** start RECORDS SHOWN **

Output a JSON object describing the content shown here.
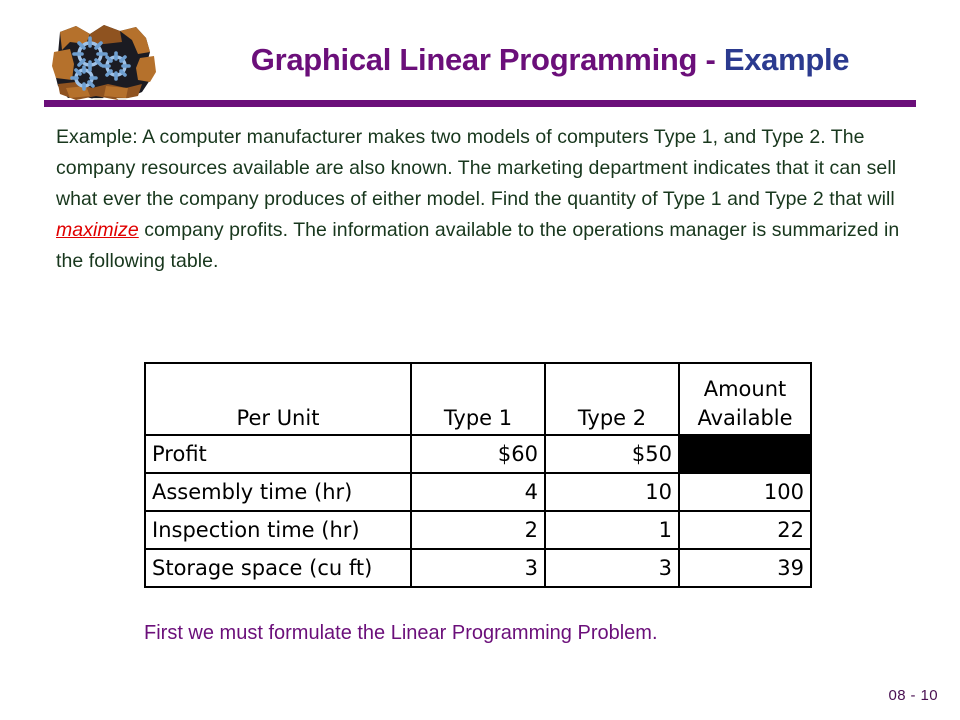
{
  "header": {
    "logo_icon": "gears-breaking-through-wall-icon",
    "title_main": "Graphical Linear Programming - ",
    "title_accent": "Example",
    "title_colors": {
      "main": "#6b0f7a",
      "accent": "#2b3a8f",
      "rule": "#6b0f7a"
    }
  },
  "body": {
    "paragraph_part1": "Example:  A computer manufacturer makes two models of computers Type 1, and Type 2.  The company resources available are also known.  The marketing department indicates that it can sell what ever the company produces of either model.  Find the quantity of Type 1 and Type 2 that will ",
    "paragraph_highlight": "maximize",
    "paragraph_part2": " company profits.  The information available to the operations manager is summarized in the following table.",
    "text_color": "#18371d",
    "highlight_color": "#e00000"
  },
  "table": {
    "headers": [
      "Per Unit",
      "Type 1",
      "Type 2",
      "Amount Available"
    ],
    "header_amount_line1": "Amount",
    "header_amount_line2": "Available",
    "rows": [
      {
        "label": "Profit",
        "type1": "$60",
        "type2": "$50",
        "amount": "",
        "amount_blacked_out": true
      },
      {
        "label": "Assembly time (hr)",
        "type1": "4",
        "type2": "10",
        "amount": "100",
        "amount_blacked_out": false
      },
      {
        "label": "Inspection time (hr)",
        "type1": "2",
        "type2": "1",
        "amount": "22",
        "amount_blacked_out": false
      },
      {
        "label": "Storage space (cu ft)",
        "type1": "3",
        "type2": "3",
        "amount": "39",
        "amount_blacked_out": false
      }
    ]
  },
  "footer": {
    "closing_note": "First we must formulate the Linear Programming Problem.",
    "closing_note_color": "#6b0f7a",
    "page_number": "08 - 10"
  }
}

** end RECORDS SHOWN **

**SET PROBLEM**
Pictures are to be left out; repeat all the remaining data exactly.

**OUTPUT BELOW**
Output a JSON object describing the content shown here.
{
  "header": {
    "logo_icon": "gears-breaking-through-wall-icon",
    "title_main": "Graphical Linear Programming - ",
    "title_accent": "Example",
    "title_colors": {
      "main": "#6b0f7a",
      "accent": "#2b3a8f",
      "rule": "#6b0f7a"
    }
  },
  "body": {
    "paragraph_part1": "Example:  A computer manufacturer makes two models of computers Type 1, and Type 2.  The company resources available are also known.  The marketing department indicates that it can sell what ever the company produces of either model.  Find the quantity of Type 1 and Type 2 that will ",
    "paragraph_highlight": "maximize",
    "paragraph_part2": " company profits.  The information available to the operations manager is summarized in the following table.",
    "text_color": "#18371d",
    "highlight_color": "#e00000"
  },
  "table": {
    "headers": [
      "Per Unit",
      "Type 1",
      "Type 2",
      "Amount Available"
    ],
    "header_amount_line1": "Amount",
    "header_amount_line2": "Available",
    "rows": [
      {
        "label": "Profit",
        "type1": "$60",
        "type2": "$50",
        "amount": "",
        "amount_blacked_out": true
      },
      {
        "label": "Assembly time (hr)",
        "type1": "4",
        "type2": "10",
        "amount": "100",
        "amount_blacked_out": false
      },
      {
        "label": "Inspection time (hr)",
        "type1": "2",
        "type2": "1",
        "amount": "22",
        "amount_blacked_out": false
      },
      {
        "label": "Storage space (cu ft)",
        "type1": "3",
        "type2": "3",
        "amount": "39",
        "amount_blacked_out": false
      }
    ]
  },
  "footer": {
    "closing_note": "First we must formulate the Linear Programming Problem.",
    "closing_note_color": "#6b0f7a",
    "page_number": "08 - 10"
  }
}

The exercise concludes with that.